# START OF INFORMATION GIVEN

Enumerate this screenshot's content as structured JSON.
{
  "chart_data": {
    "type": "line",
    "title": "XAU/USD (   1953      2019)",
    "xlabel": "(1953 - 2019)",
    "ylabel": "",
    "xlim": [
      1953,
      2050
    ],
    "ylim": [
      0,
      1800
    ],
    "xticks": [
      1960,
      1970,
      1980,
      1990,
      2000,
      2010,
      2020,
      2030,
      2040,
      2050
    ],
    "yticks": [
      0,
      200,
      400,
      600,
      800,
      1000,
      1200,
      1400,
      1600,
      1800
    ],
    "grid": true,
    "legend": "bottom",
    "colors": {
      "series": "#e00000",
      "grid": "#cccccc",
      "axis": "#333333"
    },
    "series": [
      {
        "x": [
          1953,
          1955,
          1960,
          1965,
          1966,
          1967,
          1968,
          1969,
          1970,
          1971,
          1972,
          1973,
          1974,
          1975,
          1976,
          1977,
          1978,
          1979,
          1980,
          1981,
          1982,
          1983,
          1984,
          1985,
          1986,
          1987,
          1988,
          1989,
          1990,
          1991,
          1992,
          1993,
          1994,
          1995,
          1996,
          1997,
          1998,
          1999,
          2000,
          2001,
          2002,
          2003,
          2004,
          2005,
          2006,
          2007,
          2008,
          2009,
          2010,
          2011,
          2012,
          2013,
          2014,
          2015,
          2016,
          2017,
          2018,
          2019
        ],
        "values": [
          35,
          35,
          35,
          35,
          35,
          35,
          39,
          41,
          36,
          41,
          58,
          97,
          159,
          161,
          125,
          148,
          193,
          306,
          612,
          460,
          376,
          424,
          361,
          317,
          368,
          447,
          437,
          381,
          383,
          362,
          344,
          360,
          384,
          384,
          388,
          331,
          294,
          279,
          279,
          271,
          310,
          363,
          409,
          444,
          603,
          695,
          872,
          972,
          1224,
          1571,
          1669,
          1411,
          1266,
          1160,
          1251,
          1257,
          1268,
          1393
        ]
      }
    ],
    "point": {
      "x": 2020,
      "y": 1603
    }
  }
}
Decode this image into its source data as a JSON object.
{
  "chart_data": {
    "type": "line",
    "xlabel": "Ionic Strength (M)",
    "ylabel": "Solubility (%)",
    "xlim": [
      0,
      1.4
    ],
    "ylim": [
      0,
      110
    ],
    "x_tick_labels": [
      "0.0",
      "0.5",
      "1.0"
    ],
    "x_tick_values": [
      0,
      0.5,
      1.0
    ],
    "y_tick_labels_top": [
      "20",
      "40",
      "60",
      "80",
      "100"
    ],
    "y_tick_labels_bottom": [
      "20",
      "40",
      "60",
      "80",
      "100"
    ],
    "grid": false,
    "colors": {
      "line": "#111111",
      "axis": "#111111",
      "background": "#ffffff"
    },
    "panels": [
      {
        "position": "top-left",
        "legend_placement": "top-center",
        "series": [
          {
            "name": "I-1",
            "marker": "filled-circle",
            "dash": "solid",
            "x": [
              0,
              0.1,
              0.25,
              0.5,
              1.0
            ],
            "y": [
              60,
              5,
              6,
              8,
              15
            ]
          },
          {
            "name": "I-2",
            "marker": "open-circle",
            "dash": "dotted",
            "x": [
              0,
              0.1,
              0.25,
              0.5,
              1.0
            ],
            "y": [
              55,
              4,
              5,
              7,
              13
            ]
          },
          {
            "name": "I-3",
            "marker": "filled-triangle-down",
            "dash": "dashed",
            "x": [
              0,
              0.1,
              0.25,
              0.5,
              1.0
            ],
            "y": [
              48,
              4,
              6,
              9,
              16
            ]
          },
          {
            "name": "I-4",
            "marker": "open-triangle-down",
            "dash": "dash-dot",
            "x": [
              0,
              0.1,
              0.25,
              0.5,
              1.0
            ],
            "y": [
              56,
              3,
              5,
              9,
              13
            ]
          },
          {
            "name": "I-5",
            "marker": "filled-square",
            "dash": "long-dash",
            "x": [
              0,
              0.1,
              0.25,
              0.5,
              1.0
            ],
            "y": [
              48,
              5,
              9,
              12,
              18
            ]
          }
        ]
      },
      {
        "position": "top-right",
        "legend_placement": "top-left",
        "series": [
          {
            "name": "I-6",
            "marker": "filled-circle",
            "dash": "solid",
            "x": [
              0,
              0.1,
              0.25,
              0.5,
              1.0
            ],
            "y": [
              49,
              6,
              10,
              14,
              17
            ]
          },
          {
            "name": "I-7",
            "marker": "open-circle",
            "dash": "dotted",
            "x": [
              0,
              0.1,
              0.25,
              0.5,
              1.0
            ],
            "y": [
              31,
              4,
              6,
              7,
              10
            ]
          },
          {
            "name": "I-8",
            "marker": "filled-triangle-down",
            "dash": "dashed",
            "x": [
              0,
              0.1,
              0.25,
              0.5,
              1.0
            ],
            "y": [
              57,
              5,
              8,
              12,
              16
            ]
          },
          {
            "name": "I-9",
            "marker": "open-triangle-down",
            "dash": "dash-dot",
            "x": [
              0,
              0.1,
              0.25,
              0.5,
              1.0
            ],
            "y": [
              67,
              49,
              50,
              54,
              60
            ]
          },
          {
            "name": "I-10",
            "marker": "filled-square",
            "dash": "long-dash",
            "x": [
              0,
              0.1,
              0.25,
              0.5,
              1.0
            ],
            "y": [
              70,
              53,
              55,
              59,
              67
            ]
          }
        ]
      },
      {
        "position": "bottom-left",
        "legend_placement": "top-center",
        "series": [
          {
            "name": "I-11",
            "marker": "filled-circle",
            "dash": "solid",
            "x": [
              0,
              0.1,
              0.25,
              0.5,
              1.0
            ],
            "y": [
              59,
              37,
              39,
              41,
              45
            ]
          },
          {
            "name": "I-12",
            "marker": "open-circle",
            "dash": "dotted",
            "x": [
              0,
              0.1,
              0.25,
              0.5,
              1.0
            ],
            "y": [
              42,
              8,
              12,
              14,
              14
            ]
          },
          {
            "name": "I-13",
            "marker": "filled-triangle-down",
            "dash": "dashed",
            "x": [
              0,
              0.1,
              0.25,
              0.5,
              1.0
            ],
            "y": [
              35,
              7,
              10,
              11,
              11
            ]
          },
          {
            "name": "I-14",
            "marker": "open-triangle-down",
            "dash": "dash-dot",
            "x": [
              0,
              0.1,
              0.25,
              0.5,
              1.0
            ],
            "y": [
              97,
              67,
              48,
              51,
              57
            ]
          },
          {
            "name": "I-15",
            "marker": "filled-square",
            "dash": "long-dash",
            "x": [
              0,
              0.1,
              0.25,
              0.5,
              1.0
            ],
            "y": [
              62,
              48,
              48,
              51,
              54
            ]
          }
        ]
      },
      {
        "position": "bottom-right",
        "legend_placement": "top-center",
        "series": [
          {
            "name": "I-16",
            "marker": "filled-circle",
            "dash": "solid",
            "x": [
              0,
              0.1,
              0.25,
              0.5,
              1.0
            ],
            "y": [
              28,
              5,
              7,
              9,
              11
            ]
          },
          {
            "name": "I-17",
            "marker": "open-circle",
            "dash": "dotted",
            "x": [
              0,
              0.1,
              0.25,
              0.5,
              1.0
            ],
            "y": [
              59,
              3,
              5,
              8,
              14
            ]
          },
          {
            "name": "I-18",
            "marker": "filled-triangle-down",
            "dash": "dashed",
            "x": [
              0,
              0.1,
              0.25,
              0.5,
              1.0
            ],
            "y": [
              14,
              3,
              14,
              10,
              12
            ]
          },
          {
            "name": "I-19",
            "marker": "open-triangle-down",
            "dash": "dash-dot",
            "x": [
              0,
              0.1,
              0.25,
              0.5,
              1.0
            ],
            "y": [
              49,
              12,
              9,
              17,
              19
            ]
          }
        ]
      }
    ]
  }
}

# END OF INFORMATION GIVEN

▶ [SHORT TASK]
Every record above should be output exactly.

▶ [RESPONSE]
Enumerate this screenshot's content as structured JSON.
{
  "chart_data": {
    "type": "line",
    "title": "XAU/USD (   1953      2019)",
    "xlabel": "(1953 - 2019)",
    "ylabel": "",
    "xlim": [
      1953,
      2050
    ],
    "ylim": [
      0,
      1800
    ],
    "xticks": [
      1960,
      1970,
      1980,
      1990,
      2000,
      2010,
      2020,
      2030,
      2040,
      2050
    ],
    "yticks": [
      0,
      200,
      400,
      600,
      800,
      1000,
      1200,
      1400,
      1600,
      1800
    ],
    "grid": true,
    "legend": "bottom",
    "colors": {
      "series": "#e00000",
      "grid": "#cccccc",
      "axis": "#333333"
    },
    "series": [
      {
        "x": [
          1953,
          1955,
          1960,
          1965,
          1966,
          1967,
          1968,
          1969,
          1970,
          1971,
          1972,
          1973,
          1974,
          1975,
          1976,
          1977,
          1978,
          1979,
          1980,
          1981,
          1982,
          1983,
          1984,
          1985,
          1986,
          1987,
          1988,
          1989,
          1990,
          1991,
          1992,
          1993,
          1994,
          1995,
          1996,
          1997,
          1998,
          1999,
          2000,
          2001,
          2002,
          2003,
          2004,
          2005,
          2006,
          2007,
          2008,
          2009,
          2010,
          2011,
          2012,
          2013,
          2014,
          2015,
          2016,
          2017,
          2018,
          2019
        ],
        "values": [
          35,
          35,
          35,
          35,
          35,
          35,
          39,
          41,
          36,
          41,
          58,
          97,
          159,
          161,
          125,
          148,
          193,
          306,
          612,
          460,
          376,
          424,
          361,
          317,
          368,
          447,
          437,
          381,
          383,
          362,
          344,
          360,
          384,
          384,
          388,
          331,
          294,
          279,
          279,
          271,
          310,
          363,
          409,
          444,
          603,
          695,
          872,
          972,
          1224,
          1571,
          1669,
          1411,
          1266,
          1160,
          1251,
          1257,
          1268,
          1393
        ]
      }
    ],
    "point": {
      "x": 2020,
      "y": 1603
    }
  }
}
Decode this image into its source data as a JSON object.
{
  "chart_data": {
    "type": "line",
    "xlabel": "Ionic Strength (M)",
    "ylabel": "Solubility (%)",
    "xlim": [
      0,
      1.4
    ],
    "ylim": [
      0,
      110
    ],
    "x_tick_labels": [
      "0.0",
      "0.5",
      "1.0"
    ],
    "x_tick_values": [
      0,
      0.5,
      1.0
    ],
    "y_tick_labels_top": [
      "20",
      "40",
      "60",
      "80",
      "100"
    ],
    "y_tick_labels_bottom": [
      "20",
      "40",
      "60",
      "80",
      "100"
    ],
    "grid": false,
    "colors": {
      "line": "#111111",
      "axis": "#111111",
      "background": "#ffffff"
    },
    "panels": [
      {
        "position": "top-left",
        "legend_placement": "top-center",
        "series": [
          {
            "name": "I-1",
            "marker": "filled-circle",
            "dash": "solid",
            "x": [
              0,
              0.1,
              0.25,
              0.5,
              1.0
            ],
            "y": [
              60,
              5,
              6,
              8,
              15
            ]
          },
          {
            "name": "I-2",
            "marker": "open-circle",
            "dash": "dotted",
            "x": [
              0,
              0.1,
              0.25,
              0.5,
              1.0
            ],
            "y": [
              55,
              4,
              5,
              7,
              13
            ]
          },
          {
            "name": "I-3",
            "marker": "filled-triangle-down",
            "dash": "dashed",
            "x": [
              0,
              0.1,
              0.25,
              0.5,
              1.0
            ],
            "y": [
              48,
              4,
              6,
              9,
              16
            ]
          },
          {
            "name": "I-4",
            "marker": "open-triangle-down",
            "dash": "dash-dot",
            "x": [
              0,
              0.1,
              0.25,
              0.5,
              1.0
            ],
            "y": [
              56,
              3,
              5,
              9,
              13
            ]
          },
          {
            "name": "I-5",
            "marker": "filled-square",
            "dash": "long-dash",
            "x": [
              0,
              0.1,
              0.25,
              0.5,
              1.0
            ],
            "y": [
              48,
              5,
              9,
              12,
              18
            ]
          }
        ]
      },
      {
        "position": "top-right",
        "legend_placement": "top-left",
        "series": [
          {
            "name": "I-6",
            "marker": "filled-circle",
            "dash": "solid",
            "x": [
              0,
              0.1,
              0.25,
              0.5,
              1.0
            ],
            "y": [
              49,
              6,
              10,
              14,
              17
            ]
          },
          {
            "name": "I-7",
            "marker": "open-circle",
            "dash": "dotted",
            "x": [
              0,
              0.1,
              0.25,
              0.5,
              1.0
            ],
            "y": [
              31,
              4,
              6,
              7,
              10
            ]
          },
          {
            "name": "I-8",
            "marker": "filled-triangle-down",
            "dash": "dashed",
            "x": [
              0,
              0.1,
              0.25,
              0.5,
              1.0
            ],
            "y": [
              57,
              5,
              8,
              12,
              16
            ]
          },
          {
            "name": "I-9",
            "marker": "open-triangle-down",
            "dash": "dash-dot",
            "x": [
              0,
              0.1,
              0.25,
              0.5,
              1.0
            ],
            "y": [
              67,
              49,
              50,
              54,
              60
            ]
          },
          {
            "name": "I-10",
            "marker": "filled-square",
            "dash": "long-dash",
            "x": [
              0,
              0.1,
              0.25,
              0.5,
              1.0
            ],
            "y": [
              70,
              53,
              55,
              59,
              67
            ]
          }
        ]
      },
      {
        "position": "bottom-left",
        "legend_placement": "top-center",
        "series": [
          {
            "name": "I-11",
            "marker": "filled-circle",
            "dash": "solid",
            "x": [
              0,
              0.1,
              0.25,
              0.5,
              1.0
            ],
            "y": [
              59,
              37,
              39,
              41,
              45
            ]
          },
          {
            "name": "I-12",
            "marker": "open-circle",
            "dash": "dotted",
            "x": [
              0,
              0.1,
              0.25,
              0.5,
              1.0
            ],
            "y": [
              42,
              8,
              12,
              14,
              14
            ]
          },
          {
            "name": "I-13",
            "marker": "filled-triangle-down",
            "dash": "dashed",
            "x": [
              0,
              0.1,
              0.25,
              0.5,
              1.0
            ],
            "y": [
              35,
              7,
              10,
              11,
              11
            ]
          },
          {
            "name": "I-14",
            "marker": "open-triangle-down",
            "dash": "dash-dot",
            "x": [
              0,
              0.1,
              0.25,
              0.5,
              1.0
            ],
            "y": [
              97,
              67,
              48,
              51,
              57
            ]
          },
          {
            "name": "I-15",
            "marker": "filled-square",
            "dash": "long-dash",
            "x": [
              0,
              0.1,
              0.25,
              0.5,
              1.0
            ],
            "y": [
              62,
              48,
              48,
              51,
              54
            ]
          }
        ]
      },
      {
        "position": "bottom-right",
        "legend_placement": "top-center",
        "series": [
          {
            "name": "I-16",
            "marker": "filled-circle",
            "dash": "solid",
            "x": [
              0,
              0.1,
              0.25,
              0.5,
              1.0
            ],
            "y": [
              28,
              5,
              7,
              9,
              11
            ]
          },
          {
            "name": "I-17",
            "marker": "open-circle",
            "dash": "dotted",
            "x": [
              0,
              0.1,
              0.25,
              0.5,
              1.0
            ],
            "y": [
              59,
              3,
              5,
              8,
              14
            ]
          },
          {
            "name": "I-18",
            "marker": "filled-triangle-down",
            "dash": "dashed",
            "x": [
              0,
              0.1,
              0.25,
              0.5,
              1.0
            ],
            "y": [
              14,
              3,
              14,
              10,
              12
            ]
          },
          {
            "name": "I-19",
            "marker": "open-triangle-down",
            "dash": "dash-dot",
            "x": [
              0,
              0.1,
              0.25,
              0.5,
              1.0
            ],
            "y": [
              49,
              12,
              9,
              17,
              19
            ]
          }
        ]
      }
    ]
  }
}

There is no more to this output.